(Task instructions): Copy the passage of the Placebo concert review from "Last Tuesday, Jakartans" to "for the Sun." word for word.

Cult rockers battle the night

Sara Veal

For 15 years, alternative rock stars Placebo have set the music world alight with haunting tunes and unabashed debauchery.

Last Tuesday, Jakartans finally had the chance to see the naughty Nancy Boys in spectacularly acoustic action.

Since its 1994 formation in London, Placebo has gone through a number of line-up changes, but core duo Brian Molko and Stefan Olsdal remain as front man and bassist/guitarist, respectively.

Drummer Steve Forrest is the newest and youngest member, completing the official trio, and Tennis Indoor Senayan saw live support from bass guitarist Bill Lloyd and musical Girl Friday Fiona Brice on the keyboards, electric violin and theremin.

Before a large screen with narrative video clips, the band got down to business with “For What It’s Worth”, the spunky first single from 2009’s Battle for the Sun.

(Extracted records):
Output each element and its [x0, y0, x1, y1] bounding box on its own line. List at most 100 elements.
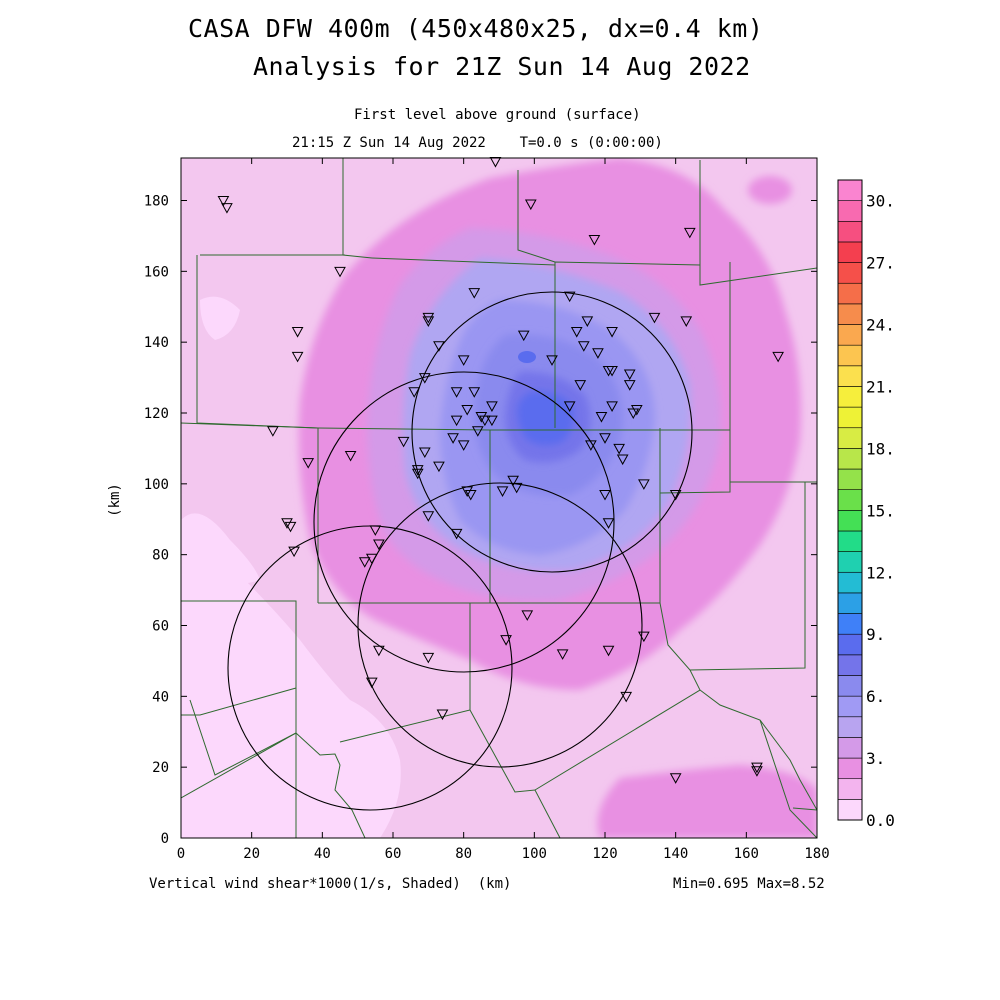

* * *

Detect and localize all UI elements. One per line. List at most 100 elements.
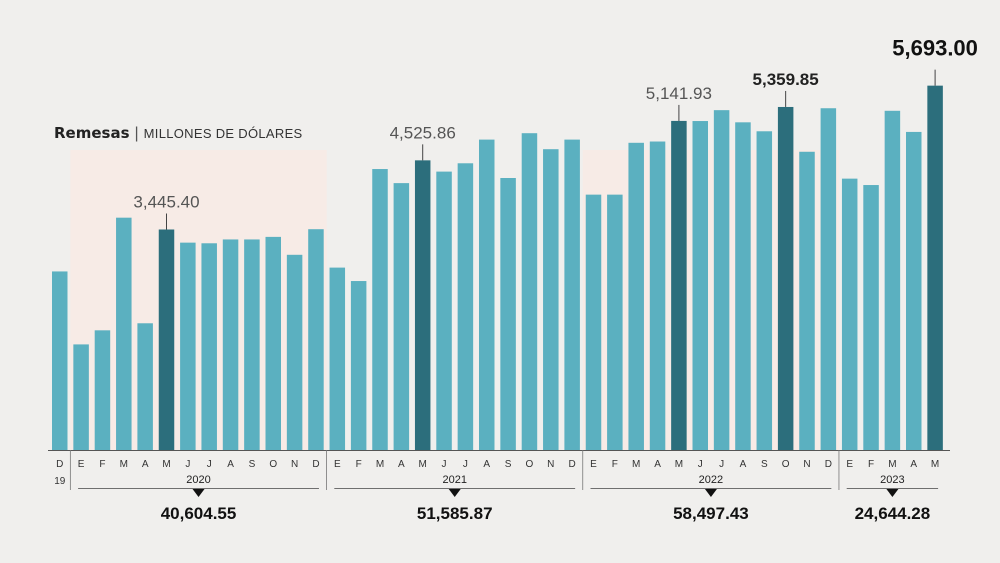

(Answer to the exercise):
Last Tuesday, Jakartans finally had the chance to see the naughty Nancy Boys in spectacularly acoustic action.

Since its 1994 formation in London, Placebo has gone through a number of line-up changes, but core duo Brian Molko and Stefan Olsdal remain as front man and bassist/guitarist, respectively.

Drummer Steve Forrest is the newest and youngest member, completing the official trio, and Tennis Indoor Senayan saw live support from bass guitarist Bill Lloyd and musical Girl Friday Fiona Brice on the keyboards, electric violin and theremin.

Before a large screen with narrative video clips, the band got down to business with “For What It’s Worth”, the spunky first single from 2009’s Battle for the Sun.